### Exercise description
Write out each line from the data below that includes the word "ylabel".

== Material for this exercise

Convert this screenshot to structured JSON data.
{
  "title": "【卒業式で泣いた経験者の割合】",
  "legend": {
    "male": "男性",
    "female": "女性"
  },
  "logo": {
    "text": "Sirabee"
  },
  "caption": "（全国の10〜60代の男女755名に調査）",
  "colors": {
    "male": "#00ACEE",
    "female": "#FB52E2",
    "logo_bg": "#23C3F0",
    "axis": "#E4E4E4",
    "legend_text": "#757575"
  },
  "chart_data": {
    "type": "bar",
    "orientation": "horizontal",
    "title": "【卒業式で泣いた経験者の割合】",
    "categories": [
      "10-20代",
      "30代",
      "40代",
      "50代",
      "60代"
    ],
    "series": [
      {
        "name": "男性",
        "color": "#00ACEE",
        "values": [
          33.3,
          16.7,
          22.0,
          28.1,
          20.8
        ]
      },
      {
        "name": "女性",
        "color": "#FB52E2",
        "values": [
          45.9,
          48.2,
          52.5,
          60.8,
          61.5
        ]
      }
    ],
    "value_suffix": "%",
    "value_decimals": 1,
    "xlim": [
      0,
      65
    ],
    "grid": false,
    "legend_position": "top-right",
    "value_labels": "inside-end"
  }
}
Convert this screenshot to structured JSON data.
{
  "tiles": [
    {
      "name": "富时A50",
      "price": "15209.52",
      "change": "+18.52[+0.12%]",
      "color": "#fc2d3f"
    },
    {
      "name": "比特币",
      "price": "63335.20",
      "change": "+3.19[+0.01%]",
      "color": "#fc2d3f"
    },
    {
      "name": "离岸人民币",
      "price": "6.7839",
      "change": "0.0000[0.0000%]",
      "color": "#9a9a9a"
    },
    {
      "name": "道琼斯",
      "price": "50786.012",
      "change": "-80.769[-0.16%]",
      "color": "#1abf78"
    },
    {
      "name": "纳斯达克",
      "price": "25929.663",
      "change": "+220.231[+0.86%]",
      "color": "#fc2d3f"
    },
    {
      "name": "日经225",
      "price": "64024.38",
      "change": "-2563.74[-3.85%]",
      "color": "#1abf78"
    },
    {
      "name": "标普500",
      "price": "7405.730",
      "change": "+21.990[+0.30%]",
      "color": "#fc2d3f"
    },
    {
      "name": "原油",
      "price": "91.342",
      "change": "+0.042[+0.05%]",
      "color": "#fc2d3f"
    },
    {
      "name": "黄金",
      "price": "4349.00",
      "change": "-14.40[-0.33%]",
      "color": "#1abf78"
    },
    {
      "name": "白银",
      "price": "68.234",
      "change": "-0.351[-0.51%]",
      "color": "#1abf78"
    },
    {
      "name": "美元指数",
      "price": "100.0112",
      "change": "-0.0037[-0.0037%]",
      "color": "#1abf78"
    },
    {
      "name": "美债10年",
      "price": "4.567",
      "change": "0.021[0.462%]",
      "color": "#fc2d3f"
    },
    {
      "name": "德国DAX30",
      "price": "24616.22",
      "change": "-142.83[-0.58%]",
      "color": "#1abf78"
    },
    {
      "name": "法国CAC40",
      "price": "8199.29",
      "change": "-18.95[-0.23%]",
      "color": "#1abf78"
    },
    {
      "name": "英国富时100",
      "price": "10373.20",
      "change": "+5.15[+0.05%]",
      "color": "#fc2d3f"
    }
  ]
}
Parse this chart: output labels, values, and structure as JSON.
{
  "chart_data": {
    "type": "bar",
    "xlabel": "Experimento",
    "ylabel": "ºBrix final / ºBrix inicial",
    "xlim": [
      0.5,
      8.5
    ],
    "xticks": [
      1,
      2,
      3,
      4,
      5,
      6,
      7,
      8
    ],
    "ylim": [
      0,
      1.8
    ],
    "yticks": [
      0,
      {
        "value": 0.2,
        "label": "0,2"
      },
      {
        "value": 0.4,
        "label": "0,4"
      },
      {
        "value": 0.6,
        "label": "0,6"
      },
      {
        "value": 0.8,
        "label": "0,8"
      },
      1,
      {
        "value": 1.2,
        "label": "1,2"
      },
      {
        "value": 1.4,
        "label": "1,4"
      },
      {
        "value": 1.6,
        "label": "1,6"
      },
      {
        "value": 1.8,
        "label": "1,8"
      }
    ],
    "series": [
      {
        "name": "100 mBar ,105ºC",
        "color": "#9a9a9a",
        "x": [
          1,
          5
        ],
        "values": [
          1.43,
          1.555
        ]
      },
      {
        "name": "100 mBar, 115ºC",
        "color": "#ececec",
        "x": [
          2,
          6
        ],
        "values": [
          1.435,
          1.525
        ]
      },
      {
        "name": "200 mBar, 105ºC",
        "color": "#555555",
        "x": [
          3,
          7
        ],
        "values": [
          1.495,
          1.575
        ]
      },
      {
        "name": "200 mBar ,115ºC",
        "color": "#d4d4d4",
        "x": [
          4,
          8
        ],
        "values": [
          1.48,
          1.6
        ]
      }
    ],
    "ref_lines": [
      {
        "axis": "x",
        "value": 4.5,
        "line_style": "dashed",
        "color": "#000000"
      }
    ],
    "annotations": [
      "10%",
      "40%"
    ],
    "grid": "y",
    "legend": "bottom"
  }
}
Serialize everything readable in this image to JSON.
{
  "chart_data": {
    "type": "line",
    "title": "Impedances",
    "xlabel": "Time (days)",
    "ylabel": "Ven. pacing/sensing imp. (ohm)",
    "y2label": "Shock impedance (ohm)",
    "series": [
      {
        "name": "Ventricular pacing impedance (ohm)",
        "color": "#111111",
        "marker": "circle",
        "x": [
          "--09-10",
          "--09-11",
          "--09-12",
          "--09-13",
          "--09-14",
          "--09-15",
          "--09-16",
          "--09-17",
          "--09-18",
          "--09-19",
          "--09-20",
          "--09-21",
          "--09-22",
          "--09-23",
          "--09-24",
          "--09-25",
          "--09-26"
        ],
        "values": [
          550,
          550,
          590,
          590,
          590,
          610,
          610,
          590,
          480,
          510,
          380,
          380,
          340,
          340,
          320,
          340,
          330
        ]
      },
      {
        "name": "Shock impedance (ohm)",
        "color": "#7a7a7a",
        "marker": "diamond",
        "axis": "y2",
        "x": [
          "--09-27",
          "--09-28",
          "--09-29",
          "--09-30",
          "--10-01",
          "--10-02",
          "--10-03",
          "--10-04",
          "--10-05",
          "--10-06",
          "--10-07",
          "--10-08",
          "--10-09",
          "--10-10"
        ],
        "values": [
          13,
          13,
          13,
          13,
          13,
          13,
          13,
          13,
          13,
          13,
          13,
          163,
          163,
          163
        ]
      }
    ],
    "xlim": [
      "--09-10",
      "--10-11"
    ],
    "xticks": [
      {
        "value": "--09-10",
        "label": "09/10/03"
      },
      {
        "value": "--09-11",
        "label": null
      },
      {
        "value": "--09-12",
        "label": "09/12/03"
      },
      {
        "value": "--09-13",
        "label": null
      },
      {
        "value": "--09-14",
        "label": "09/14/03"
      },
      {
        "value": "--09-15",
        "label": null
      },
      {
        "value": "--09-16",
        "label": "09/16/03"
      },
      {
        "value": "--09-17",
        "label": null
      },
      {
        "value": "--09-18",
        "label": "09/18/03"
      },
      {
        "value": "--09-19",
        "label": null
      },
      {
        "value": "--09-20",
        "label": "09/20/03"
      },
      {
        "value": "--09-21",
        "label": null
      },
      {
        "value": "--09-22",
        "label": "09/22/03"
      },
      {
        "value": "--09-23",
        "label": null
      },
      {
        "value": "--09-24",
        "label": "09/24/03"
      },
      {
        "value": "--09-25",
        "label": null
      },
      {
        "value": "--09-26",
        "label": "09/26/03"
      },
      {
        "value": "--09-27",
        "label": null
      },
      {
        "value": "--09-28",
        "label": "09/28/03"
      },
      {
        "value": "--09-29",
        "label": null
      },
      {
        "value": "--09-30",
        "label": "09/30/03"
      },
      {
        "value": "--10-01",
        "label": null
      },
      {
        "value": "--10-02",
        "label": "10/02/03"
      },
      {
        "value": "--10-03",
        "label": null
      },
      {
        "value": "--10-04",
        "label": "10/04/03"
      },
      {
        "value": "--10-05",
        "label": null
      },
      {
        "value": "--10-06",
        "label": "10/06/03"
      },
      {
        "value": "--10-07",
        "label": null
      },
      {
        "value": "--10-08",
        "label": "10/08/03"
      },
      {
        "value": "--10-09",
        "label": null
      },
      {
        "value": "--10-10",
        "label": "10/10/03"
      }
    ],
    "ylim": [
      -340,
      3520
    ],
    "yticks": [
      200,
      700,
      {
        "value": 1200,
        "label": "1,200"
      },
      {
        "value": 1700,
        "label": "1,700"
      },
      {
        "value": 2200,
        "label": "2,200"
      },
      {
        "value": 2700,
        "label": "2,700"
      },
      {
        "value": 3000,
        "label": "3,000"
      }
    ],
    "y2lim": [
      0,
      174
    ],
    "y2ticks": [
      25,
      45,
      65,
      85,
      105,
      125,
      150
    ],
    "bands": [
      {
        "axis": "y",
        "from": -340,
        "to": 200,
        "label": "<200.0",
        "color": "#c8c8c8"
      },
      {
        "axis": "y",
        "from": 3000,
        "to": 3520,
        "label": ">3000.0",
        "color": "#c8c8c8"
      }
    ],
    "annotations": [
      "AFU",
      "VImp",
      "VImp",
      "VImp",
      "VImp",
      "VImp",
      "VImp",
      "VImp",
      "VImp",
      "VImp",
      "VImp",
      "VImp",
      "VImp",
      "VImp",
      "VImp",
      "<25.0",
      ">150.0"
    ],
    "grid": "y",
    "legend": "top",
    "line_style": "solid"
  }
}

====

### Task solution
    "ylabel": "ºBrix final / ºBrix inicial",
    "ylabel": "Ven. pacing/sensing imp. (ohm)",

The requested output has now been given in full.